**Your tasks**
a - In the essay on Stanley Fish's book, what does the writer say course evaluations have degenerated into?
b - List the schools of thought, named as groups rather than as individual people, that the essay on Stanley Fish's book gives as variations of Marxist ideological critique.
c - Write the next part of the essay on Stanley Fish's book, picking up after its final sentence.
───── Selected passage
Well. It hurts to admit it, but I am increasingly inclined to agree with him here the older I get, though for somewhat different reasons, as my Freirean convictions have fallen victim to the law of unintended consequences. As it happens, I have never had the opportunity to teach in the kind of urban, working-class, multicultural setting lauded by progressive champions of a polyphony of diverse voices, but have had to cope with homogeneous student bodies, overwhelmingly white, middle-class, rural or small-town, and Republican. In their single-minded pursuit of job-oriented education, their resentment of any general-education requirements, and their hope for easy A’s through rote learning, they direct their “resistance and transgression” not toward the dominant society, but toward us hapless critical pedagogues trying to prompt them to question it. My encouragement of open classroom discussions has often led to the most belligerent, ill-informed students, usually conservative, drowning out everyone else’s voices, or to meandering bull-sessions among students largely ignorant about the topics under discussion (“I feel that Saddam Hussein was behind 9/11”). My insistence that students be able to provide sources, evidence, and cogent reasoning for the views they express in discussion or papers just leads to semester-end evaluations complaining, “He doesn’t respect students’ opinions.” At this point, I can out-curmudgeon Fish in the conviction that course evaluations, initiated like many other reforms of the sixties as means of empowering disenfranchised students, have degenerated into consumer-satisfaction surveys—further enfranchising those most enfranchised—and should be abolished.

♦ ♦ ♦

Fish’s general project throughout this book of distinguishing between analysis and advocacy, academic and political or moral judgments, is a tricky tightrope act. Although he goes to admirable length defending it against some disagreements, it is obviously subject to critiques from several directions. Some of these, he has shown sympathy for in the past, but here he tends to dismiss them with straw-man oversimplifications rather than serious considering their most refined formulations. One is Marxist ideological critique and its variations by the Frankfurt School, Althusserians, Foucauldians, Freireans, feminists, post-colonialists, and educational theorists like James Berlin, Ira Shor, Henry Giroux—and (sorry, Stanley) Fish’s wife, Jane Tompkins, author of the celebrated “Pedagogy of the Distressed” in this journal. I might be inclined to pursue these directions myself, but I assume they are already familiar to most readers of College English. Instead, I will provisionally concede partial agreement with Fish while pursuing some possible shortcomings in his case on its own terms.
──────────
───── Source material
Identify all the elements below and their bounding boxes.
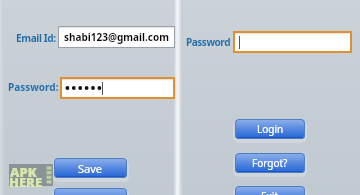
──────────
**Responses for each task**
a - Consumer-satisfaction surveys.

b -
- the Frankfurt School
- Althusserians
- Foucauldians
- Freireans
- feminists
- post-colonialists

c -
He says, “College and university teachers can (legitimately) do two things: (1) introduce students to bodies of knowledge and traditions of inquiry that had not previously been part of their experience; and (2) equip those same students with the analytical skills—of argument, statistical modeling, laboratory procedure—that will enable them to move confidently within those traditions and to engage in independent research after a course is over” (12-13). Putting aside for a moment the vagueness about how these goals might fit into the specific context of English studies, let’s take Fish at his word here. Regarding #1, the kind of students prevalent in the colleges where I have taught for over three decades are quite unlikely to have previously experienced leftist bodies of knowledge and traditions of inquiry (Marxism and other varieties of socialism, feminism, and multiculturalism). Nor can these bodies of knowledge, with large traditions of intellectual and literary champions, be dismissed as beyond the fringe of legitimate scholarly study, as Fish rightly dismisses creationism and Holocaust denial. Concerning #2, consider his statements about teaching analytic and argumentative skills quoted above, as well as these: “In a classroom, the gathering of evidence on the way to reaching a conclusion is the prime academic activity” (70); “The goal is to establish, by argument and evidence, the superiority of one analysis or description or prescription over its (intellectual) rivals” (173).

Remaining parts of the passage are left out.